Look through the data below. Pick out the lines holding the string "JSON".

** Start EXTRACTED DATA **

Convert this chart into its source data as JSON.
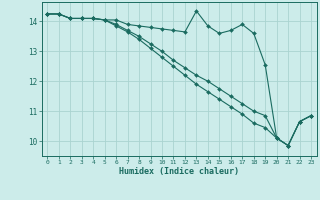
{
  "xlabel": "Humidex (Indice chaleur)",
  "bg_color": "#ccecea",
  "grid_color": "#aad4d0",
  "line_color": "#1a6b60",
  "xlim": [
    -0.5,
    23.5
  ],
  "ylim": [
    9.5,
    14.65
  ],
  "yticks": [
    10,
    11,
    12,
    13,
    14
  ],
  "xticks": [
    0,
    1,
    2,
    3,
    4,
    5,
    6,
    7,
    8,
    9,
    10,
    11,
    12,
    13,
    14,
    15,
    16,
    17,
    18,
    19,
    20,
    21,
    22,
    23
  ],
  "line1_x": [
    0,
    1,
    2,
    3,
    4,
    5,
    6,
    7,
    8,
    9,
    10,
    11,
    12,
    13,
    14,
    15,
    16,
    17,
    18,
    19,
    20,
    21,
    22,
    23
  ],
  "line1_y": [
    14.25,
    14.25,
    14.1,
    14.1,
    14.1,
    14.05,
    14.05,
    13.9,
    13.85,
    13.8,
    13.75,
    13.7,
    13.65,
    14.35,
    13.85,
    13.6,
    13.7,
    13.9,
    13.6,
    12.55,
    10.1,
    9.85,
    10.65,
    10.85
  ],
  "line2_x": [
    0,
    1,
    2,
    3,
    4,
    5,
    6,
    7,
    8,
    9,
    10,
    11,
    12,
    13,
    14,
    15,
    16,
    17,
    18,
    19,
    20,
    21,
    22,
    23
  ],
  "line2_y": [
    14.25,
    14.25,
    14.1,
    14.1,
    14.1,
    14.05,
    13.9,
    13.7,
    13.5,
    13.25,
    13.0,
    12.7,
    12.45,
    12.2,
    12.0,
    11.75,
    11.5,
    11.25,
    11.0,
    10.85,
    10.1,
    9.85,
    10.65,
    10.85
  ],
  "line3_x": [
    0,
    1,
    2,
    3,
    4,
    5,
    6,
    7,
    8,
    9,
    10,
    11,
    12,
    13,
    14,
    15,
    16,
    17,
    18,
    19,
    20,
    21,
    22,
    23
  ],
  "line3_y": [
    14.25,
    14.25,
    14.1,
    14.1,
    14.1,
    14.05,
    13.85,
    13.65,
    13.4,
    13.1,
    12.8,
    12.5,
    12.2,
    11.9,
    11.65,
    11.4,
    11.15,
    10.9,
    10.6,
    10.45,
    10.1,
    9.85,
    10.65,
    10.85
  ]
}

** End EXTRACTED DATA **
** Start EXTRACTED DATA **

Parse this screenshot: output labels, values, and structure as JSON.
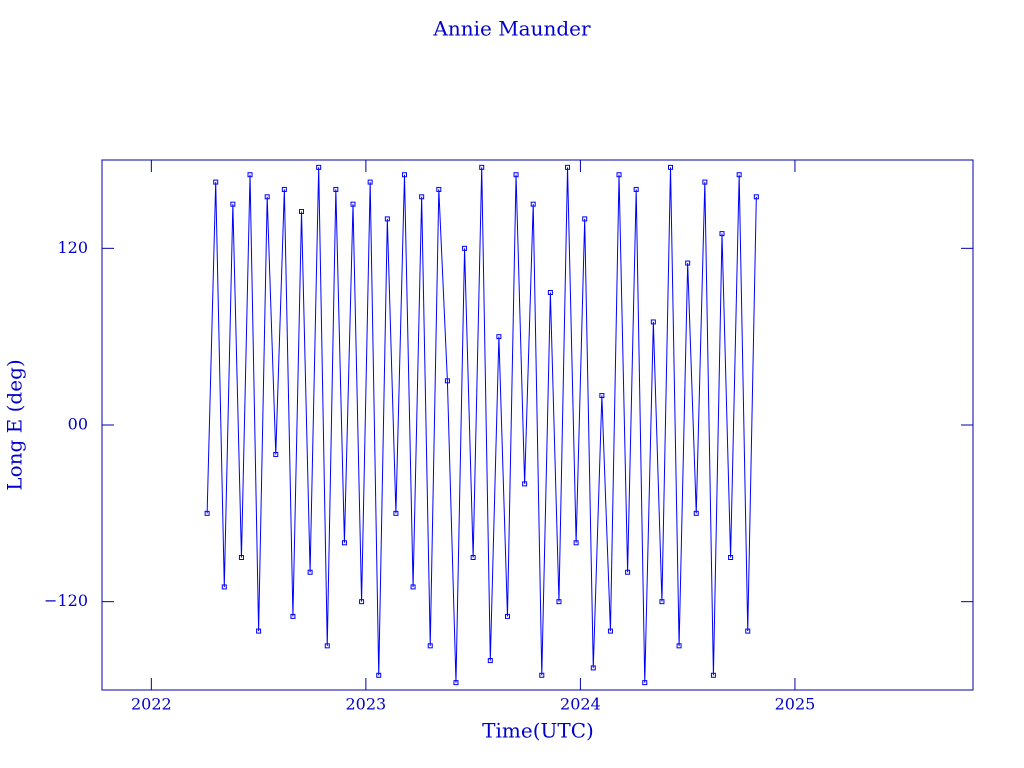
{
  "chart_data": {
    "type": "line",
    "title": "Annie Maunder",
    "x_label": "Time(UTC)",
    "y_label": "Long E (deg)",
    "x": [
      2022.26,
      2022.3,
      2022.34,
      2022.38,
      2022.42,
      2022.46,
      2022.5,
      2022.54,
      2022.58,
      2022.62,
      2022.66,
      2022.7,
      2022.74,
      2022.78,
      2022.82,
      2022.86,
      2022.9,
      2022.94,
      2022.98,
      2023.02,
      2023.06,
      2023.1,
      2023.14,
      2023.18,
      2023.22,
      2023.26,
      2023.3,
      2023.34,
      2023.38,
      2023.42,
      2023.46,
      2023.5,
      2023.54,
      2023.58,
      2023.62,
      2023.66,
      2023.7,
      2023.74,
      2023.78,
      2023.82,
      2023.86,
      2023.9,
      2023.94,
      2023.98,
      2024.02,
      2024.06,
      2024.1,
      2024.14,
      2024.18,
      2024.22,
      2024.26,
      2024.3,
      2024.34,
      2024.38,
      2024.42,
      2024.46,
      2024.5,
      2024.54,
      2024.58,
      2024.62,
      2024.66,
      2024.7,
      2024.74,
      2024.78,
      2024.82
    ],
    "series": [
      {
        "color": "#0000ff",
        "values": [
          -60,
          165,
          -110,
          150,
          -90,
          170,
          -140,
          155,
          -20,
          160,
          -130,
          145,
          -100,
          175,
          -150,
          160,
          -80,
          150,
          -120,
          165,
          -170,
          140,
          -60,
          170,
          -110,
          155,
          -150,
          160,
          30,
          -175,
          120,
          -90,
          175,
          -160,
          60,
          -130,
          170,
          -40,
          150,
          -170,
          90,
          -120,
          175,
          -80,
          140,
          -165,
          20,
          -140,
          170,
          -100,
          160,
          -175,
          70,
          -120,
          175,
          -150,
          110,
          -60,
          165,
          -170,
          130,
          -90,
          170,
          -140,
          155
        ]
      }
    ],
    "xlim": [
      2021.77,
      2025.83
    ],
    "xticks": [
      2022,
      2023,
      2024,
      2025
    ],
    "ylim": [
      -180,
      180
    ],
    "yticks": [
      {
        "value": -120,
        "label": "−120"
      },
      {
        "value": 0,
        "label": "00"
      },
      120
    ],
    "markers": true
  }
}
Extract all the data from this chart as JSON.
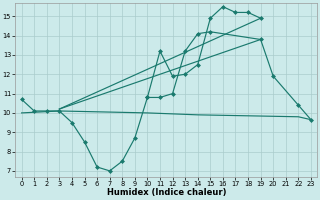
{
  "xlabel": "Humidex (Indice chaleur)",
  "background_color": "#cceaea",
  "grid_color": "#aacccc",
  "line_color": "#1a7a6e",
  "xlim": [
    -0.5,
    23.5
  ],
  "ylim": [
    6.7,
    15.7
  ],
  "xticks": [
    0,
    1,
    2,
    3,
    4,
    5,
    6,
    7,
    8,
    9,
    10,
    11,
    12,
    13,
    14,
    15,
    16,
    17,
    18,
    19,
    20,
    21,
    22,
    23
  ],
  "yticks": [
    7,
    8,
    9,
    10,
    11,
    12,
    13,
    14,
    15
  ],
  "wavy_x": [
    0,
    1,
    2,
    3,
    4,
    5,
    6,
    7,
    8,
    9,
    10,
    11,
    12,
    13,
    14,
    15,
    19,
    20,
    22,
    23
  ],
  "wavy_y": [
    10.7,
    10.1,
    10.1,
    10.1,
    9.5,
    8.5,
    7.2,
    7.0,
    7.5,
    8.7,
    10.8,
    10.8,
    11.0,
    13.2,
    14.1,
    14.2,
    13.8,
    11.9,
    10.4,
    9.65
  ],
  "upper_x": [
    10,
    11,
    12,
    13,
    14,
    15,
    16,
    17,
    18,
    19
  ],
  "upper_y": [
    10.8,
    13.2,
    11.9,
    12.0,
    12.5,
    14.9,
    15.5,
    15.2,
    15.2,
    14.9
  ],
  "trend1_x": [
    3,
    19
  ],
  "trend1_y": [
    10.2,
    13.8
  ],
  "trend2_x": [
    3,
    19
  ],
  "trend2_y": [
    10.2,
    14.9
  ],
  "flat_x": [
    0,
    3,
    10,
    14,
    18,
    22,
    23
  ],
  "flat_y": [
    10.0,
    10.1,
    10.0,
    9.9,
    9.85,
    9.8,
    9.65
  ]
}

** End EXTRACTED DATA **
** Start EXTRACTED DATA **

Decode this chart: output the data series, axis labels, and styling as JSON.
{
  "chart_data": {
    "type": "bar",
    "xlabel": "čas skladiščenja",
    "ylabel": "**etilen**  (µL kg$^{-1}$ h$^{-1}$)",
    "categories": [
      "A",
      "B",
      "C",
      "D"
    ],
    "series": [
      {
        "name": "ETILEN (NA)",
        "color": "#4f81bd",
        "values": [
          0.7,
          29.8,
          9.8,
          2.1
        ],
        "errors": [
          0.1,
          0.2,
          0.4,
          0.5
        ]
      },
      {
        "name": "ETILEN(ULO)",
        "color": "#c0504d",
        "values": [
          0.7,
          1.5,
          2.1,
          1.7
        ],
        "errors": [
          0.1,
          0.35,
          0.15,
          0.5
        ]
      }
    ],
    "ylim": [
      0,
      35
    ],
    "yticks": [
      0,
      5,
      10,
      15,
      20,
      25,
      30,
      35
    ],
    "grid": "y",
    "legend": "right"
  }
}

** End EXTRACTED DATA **

▶ **THE OUTPUT**
Convert this chart into its source data as JSON.
Parse this screenshot: output labels, values, and structure as JSON.
Extract all the data from this chart as JSON.
Decode this chart: output the data series, axis labels, and styling as JSON.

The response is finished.